PROVIDED ENTRIES
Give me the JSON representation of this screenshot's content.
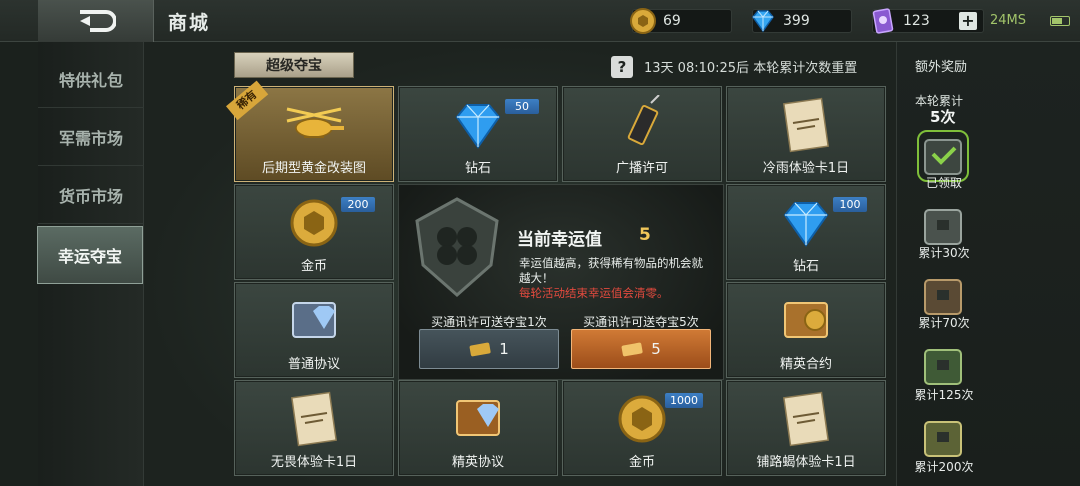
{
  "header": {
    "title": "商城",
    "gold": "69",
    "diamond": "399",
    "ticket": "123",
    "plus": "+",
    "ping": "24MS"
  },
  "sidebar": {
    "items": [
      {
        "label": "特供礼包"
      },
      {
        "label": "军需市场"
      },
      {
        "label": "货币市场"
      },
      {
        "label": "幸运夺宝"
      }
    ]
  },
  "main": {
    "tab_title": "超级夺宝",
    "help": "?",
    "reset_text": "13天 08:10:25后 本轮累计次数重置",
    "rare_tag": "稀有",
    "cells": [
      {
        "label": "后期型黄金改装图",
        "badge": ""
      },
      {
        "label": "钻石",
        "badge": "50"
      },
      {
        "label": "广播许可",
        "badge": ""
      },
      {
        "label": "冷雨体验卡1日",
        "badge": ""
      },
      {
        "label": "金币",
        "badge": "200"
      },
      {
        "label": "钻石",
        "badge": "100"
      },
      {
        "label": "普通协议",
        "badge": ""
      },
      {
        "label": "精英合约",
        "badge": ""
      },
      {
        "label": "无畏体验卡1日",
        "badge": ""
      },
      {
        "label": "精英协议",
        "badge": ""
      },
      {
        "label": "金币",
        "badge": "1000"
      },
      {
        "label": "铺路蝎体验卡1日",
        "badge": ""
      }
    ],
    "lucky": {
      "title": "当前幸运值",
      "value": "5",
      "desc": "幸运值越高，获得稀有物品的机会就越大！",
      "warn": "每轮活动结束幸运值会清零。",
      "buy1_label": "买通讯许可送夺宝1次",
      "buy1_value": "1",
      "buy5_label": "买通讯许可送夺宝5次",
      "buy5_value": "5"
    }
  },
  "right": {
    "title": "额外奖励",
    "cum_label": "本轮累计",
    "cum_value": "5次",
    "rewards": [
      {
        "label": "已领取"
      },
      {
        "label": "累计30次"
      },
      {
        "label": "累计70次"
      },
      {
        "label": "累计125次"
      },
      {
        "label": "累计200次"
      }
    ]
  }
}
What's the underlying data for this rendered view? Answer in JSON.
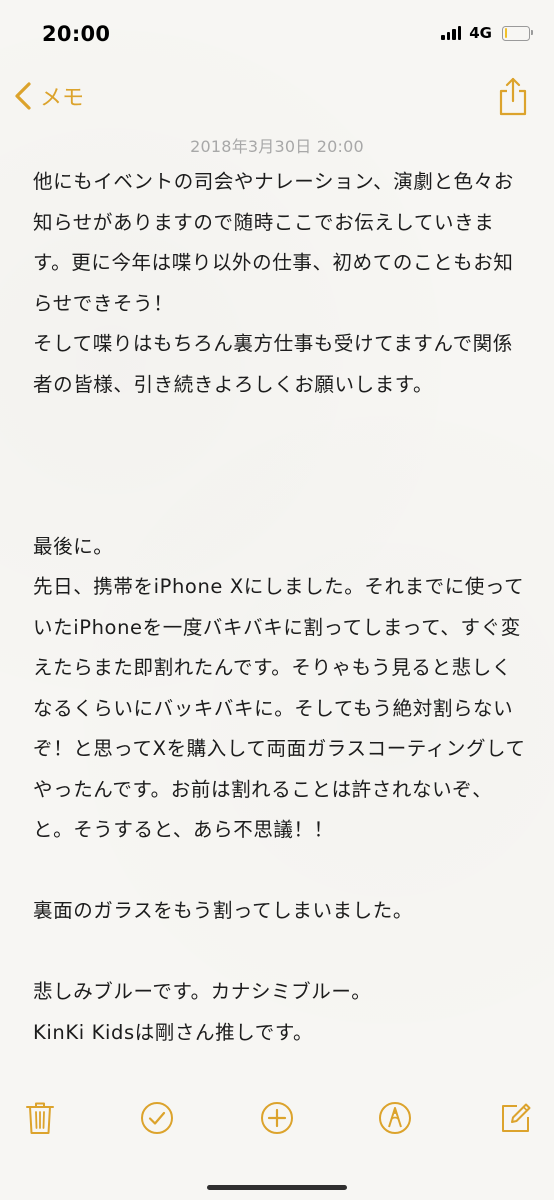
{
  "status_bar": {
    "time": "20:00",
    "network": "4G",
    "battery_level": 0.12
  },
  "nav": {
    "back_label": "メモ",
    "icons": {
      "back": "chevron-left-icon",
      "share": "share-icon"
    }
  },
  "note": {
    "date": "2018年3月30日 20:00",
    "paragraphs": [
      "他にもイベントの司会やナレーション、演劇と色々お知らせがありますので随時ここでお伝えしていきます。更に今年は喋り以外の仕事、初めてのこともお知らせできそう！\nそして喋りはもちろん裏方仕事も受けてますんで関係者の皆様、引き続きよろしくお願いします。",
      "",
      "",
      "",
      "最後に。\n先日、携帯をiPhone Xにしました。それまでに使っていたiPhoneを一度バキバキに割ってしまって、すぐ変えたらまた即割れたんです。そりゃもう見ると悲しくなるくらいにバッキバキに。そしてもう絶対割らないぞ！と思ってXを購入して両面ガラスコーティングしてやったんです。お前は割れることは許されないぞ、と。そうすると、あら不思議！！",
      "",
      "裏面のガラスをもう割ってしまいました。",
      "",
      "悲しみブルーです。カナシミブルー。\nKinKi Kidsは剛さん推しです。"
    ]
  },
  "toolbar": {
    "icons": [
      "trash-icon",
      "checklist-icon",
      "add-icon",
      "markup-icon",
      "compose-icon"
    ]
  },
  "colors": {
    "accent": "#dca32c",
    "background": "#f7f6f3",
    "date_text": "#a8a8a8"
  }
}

SET PROBLEM
Copy every entry word for word, but omit the pictures.

ANSWER FOR THIS EXERCISE
Give me the JSON representation of this screenshot's content.
{
  "header": {
    "title": "商城",
    "gold": "69",
    "diamond": "399",
    "ticket": "123",
    "plus": "+",
    "ping": "24MS"
  },
  "sidebar": {
    "items": [
      {
        "label": "特供礼包"
      },
      {
        "label": "军需市场"
      },
      {
        "label": "货币市场"
      },
      {
        "label": "幸运夺宝"
      }
    ]
  },
  "main": {
    "tab_title": "超级夺宝",
    "help": "?",
    "reset_text": "13天 08:10:25后 本轮累计次数重置",
    "rare_tag": "稀有",
    "cells": [
      {
        "label": "后期型黄金改装图",
        "badge": ""
      },
      {
        "label": "钻石",
        "badge": "50"
      },
      {
        "label": "广播许可",
        "badge": ""
      },
      {
        "label": "冷雨体验卡1日",
        "badge": ""
      },
      {
        "label": "金币",
        "badge": "200"
      },
      {
        "label": "钻石",
        "badge": "100"
      },
      {
        "label": "普通协议",
        "badge": ""
      },
      {
        "label": "精英合约",
        "badge": ""
      },
      {
        "label": "无畏体验卡1日",
        "badge": ""
      },
      {
        "label": "精英协议",
        "badge": ""
      },
      {
        "label": "金币",
        "badge": "1000"
      },
      {
        "label": "铺路蝎体验卡1日",
        "badge": ""
      }
    ],
    "lucky": {
      "title": "当前幸运值",
      "value": "5",
      "desc": "幸运值越高，获得稀有物品的机会就越大！",
      "warn": "每轮活动结束幸运值会清零。",
      "buy1_label": "买通讯许可送夺宝1次",
      "buy1_value": "1",
      "buy5_label": "买通讯许可送夺宝5次",
      "buy5_value": "5"
    }
  },
  "right": {
    "title": "额外奖励",
    "cum_label": "本轮累计",
    "cum_value": "5次",
    "rewards": [
      {
        "label": "已领取"
      },
      {
        "label": "累计30次"
      },
      {
        "label": "累计70次"
      },
      {
        "label": "累计125次"
      },
      {
        "label": "累计200次"
      }
    ]
  }
}
What's the underlying data for this rendered view? Answer in JSON.
{
  "status_bar": {
    "time": "20:00",
    "network": "4G",
    "battery_level": 0.12
  },
  "nav": {
    "back_label": "メモ",
    "icons": {
      "back": "chevron-left-icon",
      "share": "share-icon"
    }
  },
  "note": {
    "date": "2018年3月30日 20:00",
    "paragraphs": [
      "他にもイベントの司会やナレーション、演劇と色々お知らせがありますので随時ここでお伝えしていきます。更に今年は喋り以外の仕事、初めてのこともお知らせできそう！\nそして喋りはもちろん裏方仕事も受けてますんで関係者の皆様、引き続きよろしくお願いします。",
      "",
      "",
      "",
      "最後に。\n先日、携帯をiPhone Xにしました。それまでに使っていたiPhoneを一度バキバキに割ってしまって、すぐ変えたらまた即割れたんです。そりゃもう見ると悲しくなるくらいにバッキバキに。そしてもう絶対割らないぞ！と思ってXを購入して両面ガラスコーティングしてやったんです。お前は割れることは許されないぞ、と。そうすると、あら不思議！！",
      "",
      "裏面のガラスをもう割ってしまいました。",
      "",
      "悲しみブルーです。カナシミブルー。\nKinKi Kidsは剛さん推しです。"
    ]
  },
  "toolbar": {
    "icons": [
      "trash-icon",
      "checklist-icon",
      "add-icon",
      "markup-icon",
      "compose-icon"
    ]
  },
  "colors": {
    "accent": "#dca32c",
    "background": "#f7f6f3",
    "date_text": "#a8a8a8"
  }
}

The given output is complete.